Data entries
** Start **
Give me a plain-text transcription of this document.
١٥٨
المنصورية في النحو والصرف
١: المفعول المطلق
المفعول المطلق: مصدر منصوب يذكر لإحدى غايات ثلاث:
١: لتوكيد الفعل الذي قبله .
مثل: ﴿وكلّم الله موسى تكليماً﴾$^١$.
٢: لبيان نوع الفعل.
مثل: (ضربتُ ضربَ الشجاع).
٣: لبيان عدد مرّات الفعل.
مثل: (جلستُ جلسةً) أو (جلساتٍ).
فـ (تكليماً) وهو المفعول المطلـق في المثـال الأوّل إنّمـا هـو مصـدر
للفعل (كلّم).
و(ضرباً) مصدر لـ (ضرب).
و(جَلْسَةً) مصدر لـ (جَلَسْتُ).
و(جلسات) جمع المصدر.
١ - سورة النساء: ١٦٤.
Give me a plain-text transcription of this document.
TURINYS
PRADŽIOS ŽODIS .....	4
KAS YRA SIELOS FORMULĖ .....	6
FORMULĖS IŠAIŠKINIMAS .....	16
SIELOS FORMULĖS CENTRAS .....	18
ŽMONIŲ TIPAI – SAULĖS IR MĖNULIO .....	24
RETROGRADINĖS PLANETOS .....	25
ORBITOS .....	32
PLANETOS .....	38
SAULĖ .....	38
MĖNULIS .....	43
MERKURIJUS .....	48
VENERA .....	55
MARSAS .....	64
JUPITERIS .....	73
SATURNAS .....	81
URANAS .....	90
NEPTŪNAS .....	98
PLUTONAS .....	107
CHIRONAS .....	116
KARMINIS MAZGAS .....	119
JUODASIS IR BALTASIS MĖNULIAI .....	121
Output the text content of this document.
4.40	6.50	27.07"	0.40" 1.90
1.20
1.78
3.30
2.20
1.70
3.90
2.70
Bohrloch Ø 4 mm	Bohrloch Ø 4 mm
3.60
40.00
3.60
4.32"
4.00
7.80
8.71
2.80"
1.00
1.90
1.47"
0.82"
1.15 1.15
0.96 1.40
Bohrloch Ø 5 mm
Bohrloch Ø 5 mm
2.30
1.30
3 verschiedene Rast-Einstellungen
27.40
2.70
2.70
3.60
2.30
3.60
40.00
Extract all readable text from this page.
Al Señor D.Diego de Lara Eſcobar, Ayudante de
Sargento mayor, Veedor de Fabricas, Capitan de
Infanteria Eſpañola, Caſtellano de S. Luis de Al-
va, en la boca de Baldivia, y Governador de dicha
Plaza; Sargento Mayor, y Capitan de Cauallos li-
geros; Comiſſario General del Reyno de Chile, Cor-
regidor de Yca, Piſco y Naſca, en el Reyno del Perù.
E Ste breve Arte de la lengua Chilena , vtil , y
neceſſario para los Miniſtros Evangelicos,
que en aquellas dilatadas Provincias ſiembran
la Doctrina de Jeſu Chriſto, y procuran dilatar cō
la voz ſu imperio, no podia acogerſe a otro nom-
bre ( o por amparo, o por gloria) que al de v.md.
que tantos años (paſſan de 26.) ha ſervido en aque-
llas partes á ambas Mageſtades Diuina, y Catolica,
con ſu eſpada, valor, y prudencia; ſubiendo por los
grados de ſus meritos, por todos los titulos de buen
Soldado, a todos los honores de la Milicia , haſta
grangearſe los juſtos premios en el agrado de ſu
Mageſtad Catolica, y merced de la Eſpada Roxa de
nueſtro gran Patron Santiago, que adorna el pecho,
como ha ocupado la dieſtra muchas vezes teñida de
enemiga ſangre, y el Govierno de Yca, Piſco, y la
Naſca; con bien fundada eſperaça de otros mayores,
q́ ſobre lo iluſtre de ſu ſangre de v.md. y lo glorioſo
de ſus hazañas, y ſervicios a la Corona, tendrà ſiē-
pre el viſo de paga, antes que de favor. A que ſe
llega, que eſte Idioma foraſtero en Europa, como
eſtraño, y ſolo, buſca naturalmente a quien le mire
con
** End **
### What is required
Take each line of the material that contains the word "SIELOS" and list it.

### Result for this exercise
KAS YRA SIELOS FORMULĖ .....	6
SIELOS FORMULĖS CENTRAS .....	18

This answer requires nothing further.